[BEGIN Given records]

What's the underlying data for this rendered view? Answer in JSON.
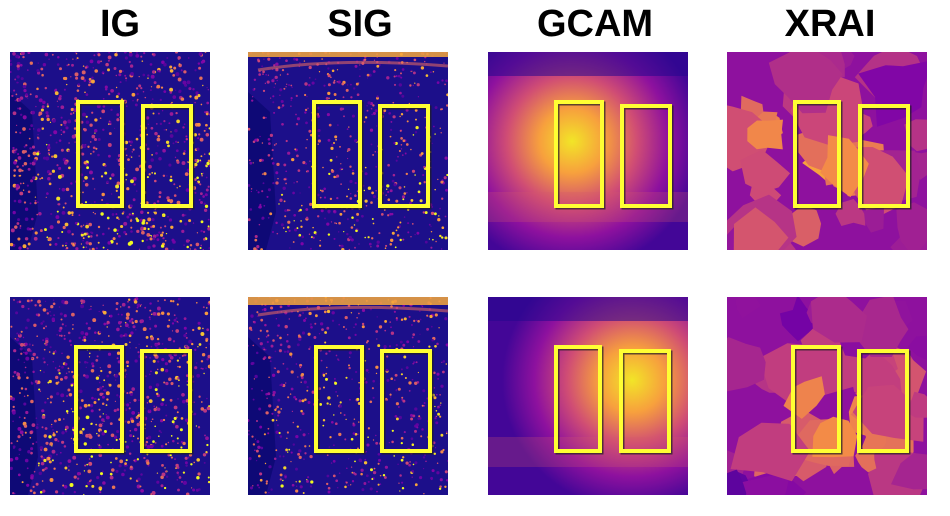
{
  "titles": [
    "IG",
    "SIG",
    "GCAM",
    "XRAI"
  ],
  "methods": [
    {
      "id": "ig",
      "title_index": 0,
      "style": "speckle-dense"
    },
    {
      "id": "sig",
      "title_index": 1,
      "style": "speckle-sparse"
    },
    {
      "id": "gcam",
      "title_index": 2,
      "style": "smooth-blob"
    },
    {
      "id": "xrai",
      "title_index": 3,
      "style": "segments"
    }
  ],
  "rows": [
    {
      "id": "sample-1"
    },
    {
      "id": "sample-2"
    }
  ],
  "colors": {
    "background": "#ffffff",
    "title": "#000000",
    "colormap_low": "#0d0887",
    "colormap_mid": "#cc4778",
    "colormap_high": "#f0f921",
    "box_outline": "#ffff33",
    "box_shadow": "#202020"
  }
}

[END Given records]
[BEGIN Given records]

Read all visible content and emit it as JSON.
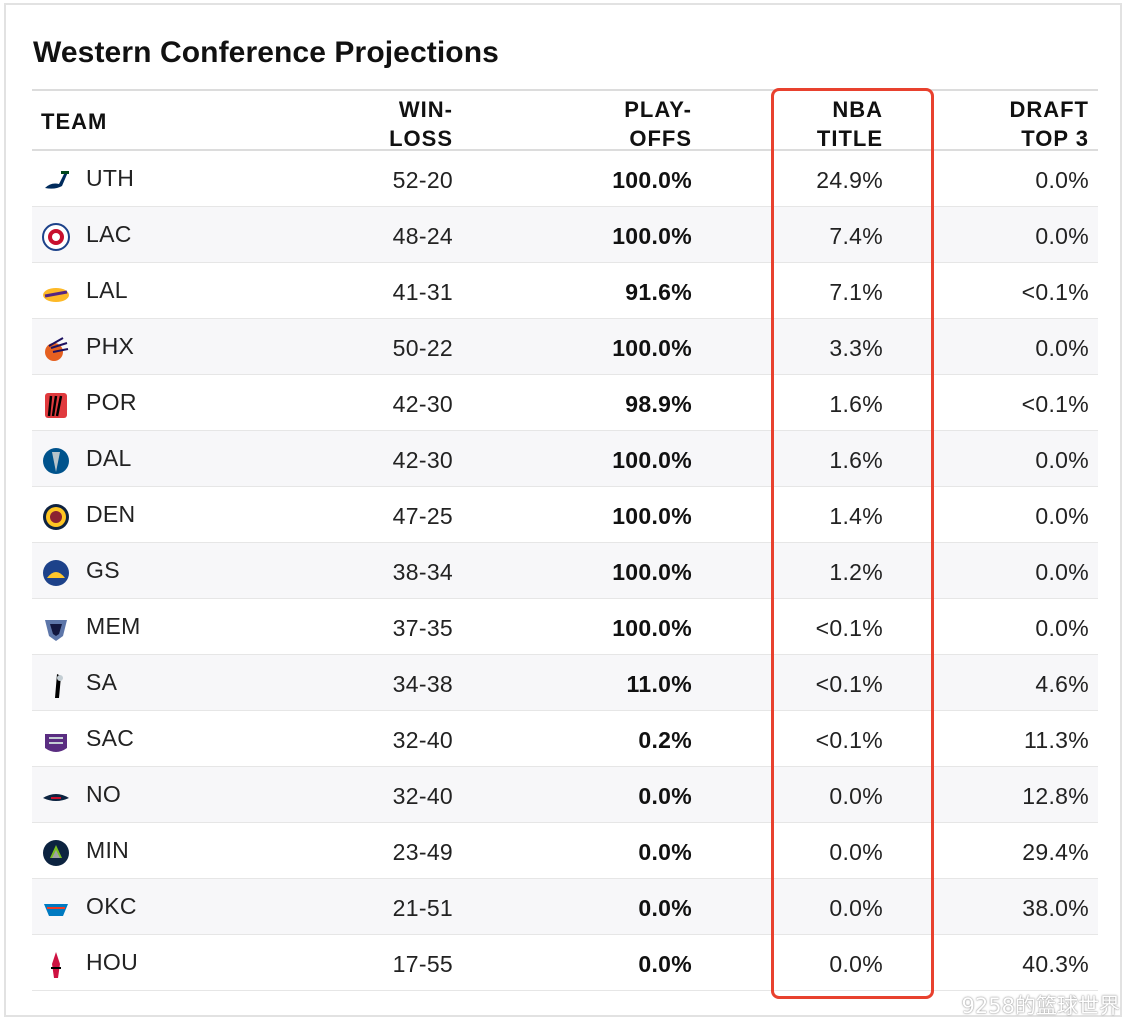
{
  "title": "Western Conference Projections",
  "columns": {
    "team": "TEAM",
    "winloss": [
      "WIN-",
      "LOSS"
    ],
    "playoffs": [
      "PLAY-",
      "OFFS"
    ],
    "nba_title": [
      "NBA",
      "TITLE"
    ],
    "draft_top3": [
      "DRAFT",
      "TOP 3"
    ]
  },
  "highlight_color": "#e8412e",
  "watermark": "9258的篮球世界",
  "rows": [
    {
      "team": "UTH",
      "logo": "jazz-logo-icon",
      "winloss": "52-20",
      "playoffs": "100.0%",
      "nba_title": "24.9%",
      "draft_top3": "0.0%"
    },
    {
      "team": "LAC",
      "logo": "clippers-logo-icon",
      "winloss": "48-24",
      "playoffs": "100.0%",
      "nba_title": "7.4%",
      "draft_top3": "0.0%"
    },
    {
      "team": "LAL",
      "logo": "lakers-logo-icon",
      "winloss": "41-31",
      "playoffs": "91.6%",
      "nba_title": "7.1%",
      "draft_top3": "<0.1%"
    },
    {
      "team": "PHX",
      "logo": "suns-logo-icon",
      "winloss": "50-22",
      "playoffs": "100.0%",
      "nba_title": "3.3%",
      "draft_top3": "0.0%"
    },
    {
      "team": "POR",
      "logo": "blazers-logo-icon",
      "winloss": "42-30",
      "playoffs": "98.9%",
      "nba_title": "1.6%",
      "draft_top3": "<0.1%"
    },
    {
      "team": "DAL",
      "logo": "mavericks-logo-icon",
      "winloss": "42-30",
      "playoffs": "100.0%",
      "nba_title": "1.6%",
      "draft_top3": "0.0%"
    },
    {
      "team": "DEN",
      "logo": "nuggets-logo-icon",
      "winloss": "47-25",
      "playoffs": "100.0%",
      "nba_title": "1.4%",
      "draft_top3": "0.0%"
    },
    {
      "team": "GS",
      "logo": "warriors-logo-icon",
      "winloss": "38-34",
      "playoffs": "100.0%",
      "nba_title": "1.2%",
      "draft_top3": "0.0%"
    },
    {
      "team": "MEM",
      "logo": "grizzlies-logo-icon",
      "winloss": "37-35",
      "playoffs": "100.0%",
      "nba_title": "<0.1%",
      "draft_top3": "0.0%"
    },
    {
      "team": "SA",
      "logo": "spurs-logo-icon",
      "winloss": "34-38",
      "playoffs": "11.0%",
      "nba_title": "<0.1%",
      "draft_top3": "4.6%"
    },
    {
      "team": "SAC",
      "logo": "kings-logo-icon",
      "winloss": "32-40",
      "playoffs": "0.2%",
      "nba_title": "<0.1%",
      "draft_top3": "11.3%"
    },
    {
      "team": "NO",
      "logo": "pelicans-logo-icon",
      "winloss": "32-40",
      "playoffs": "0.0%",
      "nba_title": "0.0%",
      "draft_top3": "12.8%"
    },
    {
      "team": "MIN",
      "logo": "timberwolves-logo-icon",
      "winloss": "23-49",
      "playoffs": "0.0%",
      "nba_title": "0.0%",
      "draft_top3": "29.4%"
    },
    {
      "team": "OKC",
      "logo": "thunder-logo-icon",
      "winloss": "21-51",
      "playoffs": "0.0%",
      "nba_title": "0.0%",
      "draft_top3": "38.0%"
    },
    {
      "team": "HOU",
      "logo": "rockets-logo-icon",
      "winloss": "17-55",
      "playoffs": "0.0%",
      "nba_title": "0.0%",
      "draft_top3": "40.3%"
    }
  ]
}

[END Given records]

**Problem**
Show the lines of the records that contain the word "JSON".

**Output of the task**
What's the underlying data for this rendered view? Answer in JSON.
Read all visible content and emit it as JSON.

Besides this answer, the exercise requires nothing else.